§ WRITTEN TASK
Scan the entries and tally the lines that include the string "icon". Reply with the figure alone.

** start LISTED ENTRIES **

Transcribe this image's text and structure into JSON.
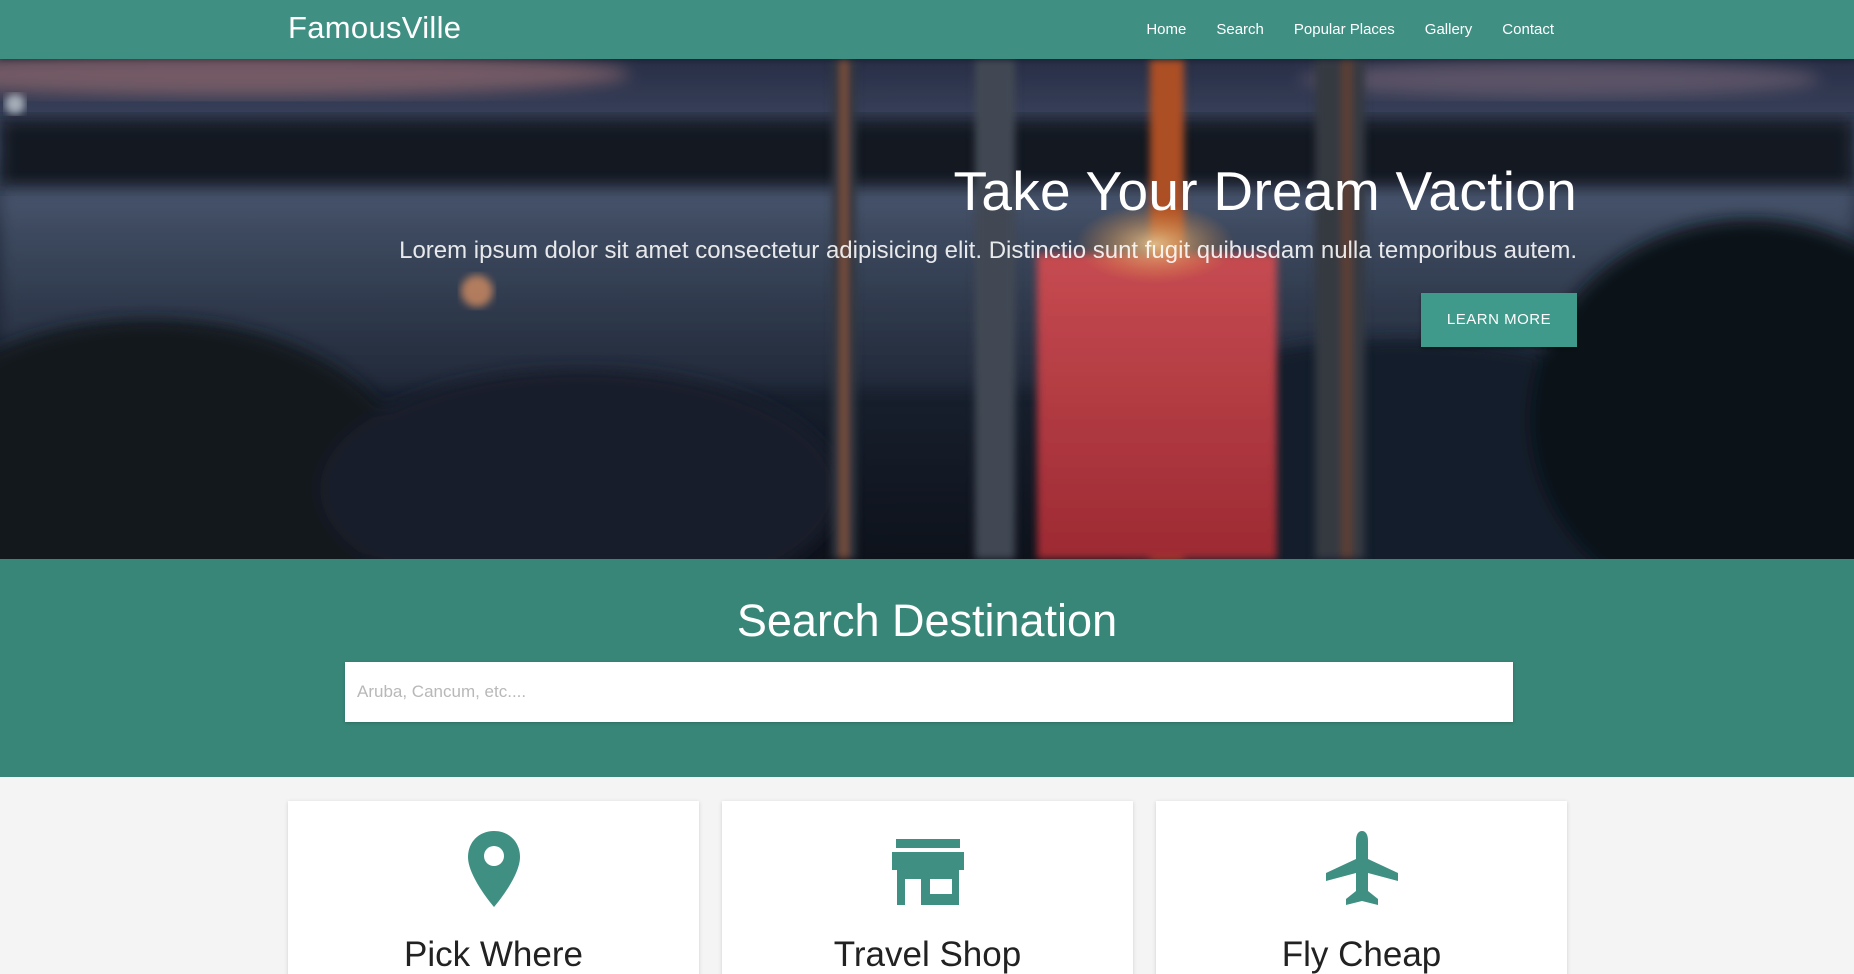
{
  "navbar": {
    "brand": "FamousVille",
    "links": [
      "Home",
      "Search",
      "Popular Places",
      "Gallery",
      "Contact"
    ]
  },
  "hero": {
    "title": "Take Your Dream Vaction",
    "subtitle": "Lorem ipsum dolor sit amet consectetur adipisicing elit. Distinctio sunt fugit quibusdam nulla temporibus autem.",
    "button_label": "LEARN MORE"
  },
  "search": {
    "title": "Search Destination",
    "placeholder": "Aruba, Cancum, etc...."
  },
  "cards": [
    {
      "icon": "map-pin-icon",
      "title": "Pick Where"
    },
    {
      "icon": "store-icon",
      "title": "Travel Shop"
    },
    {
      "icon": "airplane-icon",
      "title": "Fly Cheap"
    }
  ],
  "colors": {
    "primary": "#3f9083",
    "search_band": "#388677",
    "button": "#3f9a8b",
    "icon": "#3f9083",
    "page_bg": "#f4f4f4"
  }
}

** end LISTED ENTRIES **

§ SOLUTION TO THIS TASK
4